Filter for the word "mantissa" and keep each matching line.

====== Dataset records

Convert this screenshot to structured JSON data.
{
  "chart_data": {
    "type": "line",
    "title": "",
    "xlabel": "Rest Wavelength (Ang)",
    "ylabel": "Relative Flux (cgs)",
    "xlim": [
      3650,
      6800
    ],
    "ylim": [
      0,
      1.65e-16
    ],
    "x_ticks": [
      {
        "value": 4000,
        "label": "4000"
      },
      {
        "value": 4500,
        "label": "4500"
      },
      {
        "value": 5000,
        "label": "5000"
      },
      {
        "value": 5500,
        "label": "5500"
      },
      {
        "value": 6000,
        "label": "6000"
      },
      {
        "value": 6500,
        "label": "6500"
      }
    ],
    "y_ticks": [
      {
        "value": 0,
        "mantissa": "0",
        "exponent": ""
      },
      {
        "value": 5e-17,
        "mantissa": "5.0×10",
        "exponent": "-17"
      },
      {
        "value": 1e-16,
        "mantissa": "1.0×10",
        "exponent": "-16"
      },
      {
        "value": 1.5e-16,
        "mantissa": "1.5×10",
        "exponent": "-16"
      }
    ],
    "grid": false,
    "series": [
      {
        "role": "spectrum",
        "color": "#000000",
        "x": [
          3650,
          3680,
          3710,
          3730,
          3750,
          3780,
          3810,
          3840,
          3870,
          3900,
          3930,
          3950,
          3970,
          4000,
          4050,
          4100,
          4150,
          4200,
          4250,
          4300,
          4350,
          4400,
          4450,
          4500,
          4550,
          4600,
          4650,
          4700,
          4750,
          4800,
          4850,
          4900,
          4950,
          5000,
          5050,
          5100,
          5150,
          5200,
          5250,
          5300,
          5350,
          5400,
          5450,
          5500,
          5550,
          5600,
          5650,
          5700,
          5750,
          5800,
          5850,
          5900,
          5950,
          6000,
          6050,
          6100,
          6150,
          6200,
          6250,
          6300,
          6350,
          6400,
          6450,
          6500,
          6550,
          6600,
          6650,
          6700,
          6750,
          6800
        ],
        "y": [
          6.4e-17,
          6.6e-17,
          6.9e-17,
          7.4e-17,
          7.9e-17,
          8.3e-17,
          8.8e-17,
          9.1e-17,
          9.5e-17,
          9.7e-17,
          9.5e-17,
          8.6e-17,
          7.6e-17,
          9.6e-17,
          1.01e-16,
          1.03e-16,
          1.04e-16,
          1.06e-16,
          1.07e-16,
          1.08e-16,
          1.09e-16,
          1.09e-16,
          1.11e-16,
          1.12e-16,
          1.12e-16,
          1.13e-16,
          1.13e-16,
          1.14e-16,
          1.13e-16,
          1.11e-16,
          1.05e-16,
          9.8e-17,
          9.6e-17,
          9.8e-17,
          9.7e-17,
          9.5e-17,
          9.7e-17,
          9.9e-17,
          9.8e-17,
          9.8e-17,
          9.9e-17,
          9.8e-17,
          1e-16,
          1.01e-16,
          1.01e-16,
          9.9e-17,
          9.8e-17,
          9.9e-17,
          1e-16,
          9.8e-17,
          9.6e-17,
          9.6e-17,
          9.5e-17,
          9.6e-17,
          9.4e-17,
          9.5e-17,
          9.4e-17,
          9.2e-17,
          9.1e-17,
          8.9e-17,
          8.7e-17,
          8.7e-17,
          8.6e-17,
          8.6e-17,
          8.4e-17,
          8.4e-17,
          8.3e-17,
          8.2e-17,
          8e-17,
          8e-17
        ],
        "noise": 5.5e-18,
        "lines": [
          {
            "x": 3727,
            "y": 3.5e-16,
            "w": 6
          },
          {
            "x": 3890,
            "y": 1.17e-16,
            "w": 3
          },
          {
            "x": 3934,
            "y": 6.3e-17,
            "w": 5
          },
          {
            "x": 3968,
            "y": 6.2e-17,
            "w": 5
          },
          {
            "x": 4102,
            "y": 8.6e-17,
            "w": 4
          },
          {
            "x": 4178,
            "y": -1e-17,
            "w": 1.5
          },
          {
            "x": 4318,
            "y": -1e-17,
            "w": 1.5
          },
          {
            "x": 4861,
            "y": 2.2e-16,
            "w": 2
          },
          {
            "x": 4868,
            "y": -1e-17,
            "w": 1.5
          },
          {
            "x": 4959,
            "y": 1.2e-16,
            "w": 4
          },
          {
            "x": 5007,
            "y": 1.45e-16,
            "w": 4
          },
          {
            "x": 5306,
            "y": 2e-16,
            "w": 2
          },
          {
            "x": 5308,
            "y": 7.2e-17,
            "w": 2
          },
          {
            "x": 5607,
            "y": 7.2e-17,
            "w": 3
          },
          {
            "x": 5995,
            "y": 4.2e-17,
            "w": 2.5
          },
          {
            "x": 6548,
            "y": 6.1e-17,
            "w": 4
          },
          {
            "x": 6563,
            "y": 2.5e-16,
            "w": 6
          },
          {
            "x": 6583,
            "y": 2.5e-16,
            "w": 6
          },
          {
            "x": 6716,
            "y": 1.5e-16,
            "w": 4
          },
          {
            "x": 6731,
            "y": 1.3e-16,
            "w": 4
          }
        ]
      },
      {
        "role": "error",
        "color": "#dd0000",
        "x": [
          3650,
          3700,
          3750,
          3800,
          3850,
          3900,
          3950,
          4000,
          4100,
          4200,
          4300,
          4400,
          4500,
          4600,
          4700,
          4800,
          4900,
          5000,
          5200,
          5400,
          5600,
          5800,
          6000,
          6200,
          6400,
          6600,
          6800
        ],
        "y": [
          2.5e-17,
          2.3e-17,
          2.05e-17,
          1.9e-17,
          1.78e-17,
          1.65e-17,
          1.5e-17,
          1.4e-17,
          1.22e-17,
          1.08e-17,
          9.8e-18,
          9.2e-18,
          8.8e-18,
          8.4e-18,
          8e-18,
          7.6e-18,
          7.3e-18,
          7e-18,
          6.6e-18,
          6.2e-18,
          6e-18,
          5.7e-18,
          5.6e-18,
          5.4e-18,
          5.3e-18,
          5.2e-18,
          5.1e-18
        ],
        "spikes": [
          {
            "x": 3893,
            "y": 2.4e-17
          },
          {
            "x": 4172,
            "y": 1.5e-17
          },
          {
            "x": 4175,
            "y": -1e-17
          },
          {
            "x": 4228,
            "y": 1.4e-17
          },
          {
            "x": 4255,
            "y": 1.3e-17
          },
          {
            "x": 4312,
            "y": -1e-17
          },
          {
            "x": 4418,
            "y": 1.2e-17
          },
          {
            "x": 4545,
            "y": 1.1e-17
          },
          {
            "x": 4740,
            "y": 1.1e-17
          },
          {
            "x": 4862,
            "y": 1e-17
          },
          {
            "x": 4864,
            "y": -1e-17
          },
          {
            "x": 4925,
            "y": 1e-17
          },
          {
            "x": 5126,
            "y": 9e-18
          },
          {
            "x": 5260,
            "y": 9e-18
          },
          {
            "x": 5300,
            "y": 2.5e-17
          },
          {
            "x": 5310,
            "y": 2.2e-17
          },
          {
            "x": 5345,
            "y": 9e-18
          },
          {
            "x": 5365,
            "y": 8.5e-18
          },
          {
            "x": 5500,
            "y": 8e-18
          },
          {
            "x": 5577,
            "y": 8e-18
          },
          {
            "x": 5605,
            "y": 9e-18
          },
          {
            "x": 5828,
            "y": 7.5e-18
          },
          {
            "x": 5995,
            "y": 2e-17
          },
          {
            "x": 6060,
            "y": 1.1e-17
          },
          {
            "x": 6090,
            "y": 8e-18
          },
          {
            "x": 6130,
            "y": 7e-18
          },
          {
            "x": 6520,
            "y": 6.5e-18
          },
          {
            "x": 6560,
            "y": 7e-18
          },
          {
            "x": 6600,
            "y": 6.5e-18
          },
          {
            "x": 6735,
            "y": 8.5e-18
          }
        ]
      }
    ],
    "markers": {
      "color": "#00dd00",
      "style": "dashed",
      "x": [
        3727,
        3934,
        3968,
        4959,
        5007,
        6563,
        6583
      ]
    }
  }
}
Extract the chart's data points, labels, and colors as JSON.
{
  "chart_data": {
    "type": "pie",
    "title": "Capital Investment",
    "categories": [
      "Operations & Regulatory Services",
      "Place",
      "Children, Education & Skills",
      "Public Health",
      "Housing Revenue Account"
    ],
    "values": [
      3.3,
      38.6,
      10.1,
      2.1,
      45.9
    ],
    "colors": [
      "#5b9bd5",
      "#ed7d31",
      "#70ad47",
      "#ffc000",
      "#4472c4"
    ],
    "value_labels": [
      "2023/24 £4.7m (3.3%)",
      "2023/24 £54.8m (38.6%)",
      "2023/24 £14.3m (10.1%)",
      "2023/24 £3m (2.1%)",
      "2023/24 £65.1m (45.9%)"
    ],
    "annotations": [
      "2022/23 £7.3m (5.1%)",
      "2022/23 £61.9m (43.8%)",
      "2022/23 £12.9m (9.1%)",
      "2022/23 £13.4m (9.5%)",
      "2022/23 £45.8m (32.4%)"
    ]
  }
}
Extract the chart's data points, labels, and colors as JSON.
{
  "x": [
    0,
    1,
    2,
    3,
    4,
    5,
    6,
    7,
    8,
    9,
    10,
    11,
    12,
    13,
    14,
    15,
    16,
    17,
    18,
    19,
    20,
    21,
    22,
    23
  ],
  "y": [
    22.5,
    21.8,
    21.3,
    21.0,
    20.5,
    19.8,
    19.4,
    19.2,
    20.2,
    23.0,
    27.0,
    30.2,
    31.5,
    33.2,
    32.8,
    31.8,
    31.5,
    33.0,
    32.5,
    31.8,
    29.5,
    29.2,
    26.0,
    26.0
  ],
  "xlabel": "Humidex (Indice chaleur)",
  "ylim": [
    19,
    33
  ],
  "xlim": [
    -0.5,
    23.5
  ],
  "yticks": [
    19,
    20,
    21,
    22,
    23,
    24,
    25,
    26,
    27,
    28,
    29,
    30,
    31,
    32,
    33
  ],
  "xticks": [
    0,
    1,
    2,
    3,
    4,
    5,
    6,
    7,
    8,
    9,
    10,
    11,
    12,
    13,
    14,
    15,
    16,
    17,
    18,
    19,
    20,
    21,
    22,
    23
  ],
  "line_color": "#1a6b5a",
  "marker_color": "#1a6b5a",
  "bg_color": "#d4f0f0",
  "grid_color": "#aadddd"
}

============

Response for this exercise:
        "mantissa": "0",
        "mantissa": "5.0×10",
        "mantissa": "1.0×10",
        "mantissa": "1.5×10",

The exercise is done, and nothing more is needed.